◆ **Short task**:
Locate each line below that includes "JSON" and reproduce it.

***** Records shown *****

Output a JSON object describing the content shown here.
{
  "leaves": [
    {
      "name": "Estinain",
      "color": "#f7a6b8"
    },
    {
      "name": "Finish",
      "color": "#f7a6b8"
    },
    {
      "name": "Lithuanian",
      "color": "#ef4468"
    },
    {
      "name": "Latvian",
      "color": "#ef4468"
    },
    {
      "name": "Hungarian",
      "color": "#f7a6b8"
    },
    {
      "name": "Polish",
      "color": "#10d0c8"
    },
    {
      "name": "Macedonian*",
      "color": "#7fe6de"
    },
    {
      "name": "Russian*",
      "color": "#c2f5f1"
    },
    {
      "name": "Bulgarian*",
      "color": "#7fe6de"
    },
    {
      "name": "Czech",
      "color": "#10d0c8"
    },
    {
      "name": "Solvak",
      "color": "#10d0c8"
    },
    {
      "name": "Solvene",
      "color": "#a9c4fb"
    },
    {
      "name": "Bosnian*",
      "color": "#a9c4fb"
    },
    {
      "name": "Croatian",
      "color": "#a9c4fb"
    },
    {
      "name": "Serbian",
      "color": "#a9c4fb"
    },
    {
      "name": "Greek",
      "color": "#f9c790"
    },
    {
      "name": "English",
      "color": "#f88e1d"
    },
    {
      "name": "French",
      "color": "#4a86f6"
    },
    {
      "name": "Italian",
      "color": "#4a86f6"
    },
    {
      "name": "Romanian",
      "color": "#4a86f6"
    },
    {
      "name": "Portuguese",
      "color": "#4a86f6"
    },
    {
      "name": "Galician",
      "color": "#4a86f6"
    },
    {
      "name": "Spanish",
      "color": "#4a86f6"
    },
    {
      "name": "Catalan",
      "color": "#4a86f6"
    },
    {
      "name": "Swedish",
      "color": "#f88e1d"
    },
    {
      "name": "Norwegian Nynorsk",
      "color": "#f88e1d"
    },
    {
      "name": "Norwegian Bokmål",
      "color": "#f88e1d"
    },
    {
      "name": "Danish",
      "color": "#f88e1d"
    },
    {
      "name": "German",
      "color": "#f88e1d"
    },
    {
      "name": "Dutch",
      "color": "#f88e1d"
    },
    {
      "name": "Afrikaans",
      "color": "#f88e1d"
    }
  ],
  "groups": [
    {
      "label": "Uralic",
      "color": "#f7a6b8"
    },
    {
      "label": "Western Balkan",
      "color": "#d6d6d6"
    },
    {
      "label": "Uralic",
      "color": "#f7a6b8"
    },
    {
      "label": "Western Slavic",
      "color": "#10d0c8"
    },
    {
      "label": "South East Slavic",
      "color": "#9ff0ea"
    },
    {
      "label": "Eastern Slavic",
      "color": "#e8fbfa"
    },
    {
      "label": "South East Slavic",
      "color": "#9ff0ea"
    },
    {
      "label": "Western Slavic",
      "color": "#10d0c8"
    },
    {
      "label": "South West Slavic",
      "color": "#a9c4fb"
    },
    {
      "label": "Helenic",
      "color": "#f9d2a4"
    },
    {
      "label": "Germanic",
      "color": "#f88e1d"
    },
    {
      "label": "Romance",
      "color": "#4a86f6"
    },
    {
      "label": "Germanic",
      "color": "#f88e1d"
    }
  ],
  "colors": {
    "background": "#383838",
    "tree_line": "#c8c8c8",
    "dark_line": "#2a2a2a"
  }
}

*****
***** Records shown *****

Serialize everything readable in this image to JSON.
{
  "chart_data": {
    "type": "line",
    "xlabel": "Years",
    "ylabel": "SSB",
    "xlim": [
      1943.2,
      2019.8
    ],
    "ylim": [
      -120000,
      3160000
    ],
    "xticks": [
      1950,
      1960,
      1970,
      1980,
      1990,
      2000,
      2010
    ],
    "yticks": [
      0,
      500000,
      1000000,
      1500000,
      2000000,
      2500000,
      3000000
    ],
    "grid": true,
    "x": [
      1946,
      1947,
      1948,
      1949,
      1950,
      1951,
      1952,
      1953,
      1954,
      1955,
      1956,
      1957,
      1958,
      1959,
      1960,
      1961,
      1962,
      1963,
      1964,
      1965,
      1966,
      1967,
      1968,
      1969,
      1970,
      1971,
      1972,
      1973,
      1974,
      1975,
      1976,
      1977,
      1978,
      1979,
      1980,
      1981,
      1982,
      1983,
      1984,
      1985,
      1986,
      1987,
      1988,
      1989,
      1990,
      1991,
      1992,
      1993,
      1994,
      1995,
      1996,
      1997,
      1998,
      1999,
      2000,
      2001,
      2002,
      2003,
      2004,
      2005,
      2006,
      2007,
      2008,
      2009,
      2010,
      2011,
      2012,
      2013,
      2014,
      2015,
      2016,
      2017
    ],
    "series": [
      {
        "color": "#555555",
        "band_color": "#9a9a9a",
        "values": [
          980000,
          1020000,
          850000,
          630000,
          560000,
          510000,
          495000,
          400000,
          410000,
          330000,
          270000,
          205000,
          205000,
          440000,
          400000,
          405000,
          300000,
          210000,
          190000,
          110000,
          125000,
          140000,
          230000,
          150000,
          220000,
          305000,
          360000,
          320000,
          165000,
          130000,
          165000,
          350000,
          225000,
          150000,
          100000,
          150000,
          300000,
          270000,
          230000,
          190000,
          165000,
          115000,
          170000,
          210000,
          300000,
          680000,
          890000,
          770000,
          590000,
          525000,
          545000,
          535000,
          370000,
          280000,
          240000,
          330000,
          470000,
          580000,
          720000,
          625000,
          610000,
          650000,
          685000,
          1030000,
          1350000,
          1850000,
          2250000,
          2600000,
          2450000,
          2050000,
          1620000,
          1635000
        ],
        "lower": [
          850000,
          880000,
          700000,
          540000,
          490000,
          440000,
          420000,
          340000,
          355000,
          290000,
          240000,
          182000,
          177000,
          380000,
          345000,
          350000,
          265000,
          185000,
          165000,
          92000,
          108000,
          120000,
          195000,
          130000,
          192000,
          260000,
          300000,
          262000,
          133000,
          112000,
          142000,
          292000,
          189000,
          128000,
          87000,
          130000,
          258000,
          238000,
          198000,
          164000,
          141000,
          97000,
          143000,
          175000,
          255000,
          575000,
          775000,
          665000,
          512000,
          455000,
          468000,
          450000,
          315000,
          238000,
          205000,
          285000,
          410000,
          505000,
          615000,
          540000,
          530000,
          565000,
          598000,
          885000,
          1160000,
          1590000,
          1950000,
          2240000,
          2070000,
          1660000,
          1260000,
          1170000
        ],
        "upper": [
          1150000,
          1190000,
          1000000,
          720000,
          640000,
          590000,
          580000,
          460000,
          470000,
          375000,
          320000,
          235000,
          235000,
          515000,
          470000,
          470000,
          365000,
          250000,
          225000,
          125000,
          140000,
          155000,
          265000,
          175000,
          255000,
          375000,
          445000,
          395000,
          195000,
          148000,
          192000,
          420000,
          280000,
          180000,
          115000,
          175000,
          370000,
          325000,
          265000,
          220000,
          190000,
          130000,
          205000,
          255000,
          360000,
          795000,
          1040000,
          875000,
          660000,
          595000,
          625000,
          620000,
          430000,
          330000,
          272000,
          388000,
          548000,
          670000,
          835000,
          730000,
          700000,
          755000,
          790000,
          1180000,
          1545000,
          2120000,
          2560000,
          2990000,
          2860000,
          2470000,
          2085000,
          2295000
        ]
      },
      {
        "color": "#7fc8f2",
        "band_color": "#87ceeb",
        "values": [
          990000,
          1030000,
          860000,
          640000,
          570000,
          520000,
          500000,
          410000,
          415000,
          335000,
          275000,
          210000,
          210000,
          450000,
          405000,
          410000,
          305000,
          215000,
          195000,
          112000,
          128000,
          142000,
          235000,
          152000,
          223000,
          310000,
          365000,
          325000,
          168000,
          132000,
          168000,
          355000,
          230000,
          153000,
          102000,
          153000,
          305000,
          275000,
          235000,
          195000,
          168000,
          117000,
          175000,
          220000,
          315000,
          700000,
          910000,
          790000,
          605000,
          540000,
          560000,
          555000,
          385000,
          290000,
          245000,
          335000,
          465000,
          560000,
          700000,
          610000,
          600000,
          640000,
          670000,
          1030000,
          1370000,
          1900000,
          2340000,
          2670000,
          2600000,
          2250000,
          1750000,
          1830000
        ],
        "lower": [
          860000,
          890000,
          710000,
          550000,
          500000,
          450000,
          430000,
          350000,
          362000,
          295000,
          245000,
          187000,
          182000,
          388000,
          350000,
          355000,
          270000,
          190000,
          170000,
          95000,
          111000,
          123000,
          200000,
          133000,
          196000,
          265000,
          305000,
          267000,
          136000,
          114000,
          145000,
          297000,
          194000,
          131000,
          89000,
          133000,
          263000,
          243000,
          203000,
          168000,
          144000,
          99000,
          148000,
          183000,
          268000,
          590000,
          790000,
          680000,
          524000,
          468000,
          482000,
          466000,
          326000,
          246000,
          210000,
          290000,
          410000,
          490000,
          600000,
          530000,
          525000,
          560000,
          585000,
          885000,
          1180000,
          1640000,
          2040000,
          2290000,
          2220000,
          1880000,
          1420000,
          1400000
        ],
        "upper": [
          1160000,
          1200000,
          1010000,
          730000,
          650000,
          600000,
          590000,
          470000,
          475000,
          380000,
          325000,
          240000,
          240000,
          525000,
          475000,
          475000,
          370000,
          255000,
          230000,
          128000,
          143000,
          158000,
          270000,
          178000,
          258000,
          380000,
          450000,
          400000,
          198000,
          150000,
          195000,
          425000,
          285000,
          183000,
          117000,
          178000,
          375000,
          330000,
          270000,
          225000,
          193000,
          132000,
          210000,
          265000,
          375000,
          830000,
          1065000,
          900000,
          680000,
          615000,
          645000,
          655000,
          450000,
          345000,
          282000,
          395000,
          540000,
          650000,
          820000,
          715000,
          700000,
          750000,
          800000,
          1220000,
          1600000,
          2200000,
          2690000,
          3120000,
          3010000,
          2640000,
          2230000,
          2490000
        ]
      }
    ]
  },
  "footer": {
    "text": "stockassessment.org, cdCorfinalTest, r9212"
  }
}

*****

◆ **The solution**:
Output a JSON object describing the content shown here.
Serialize everything readable in this image to JSON.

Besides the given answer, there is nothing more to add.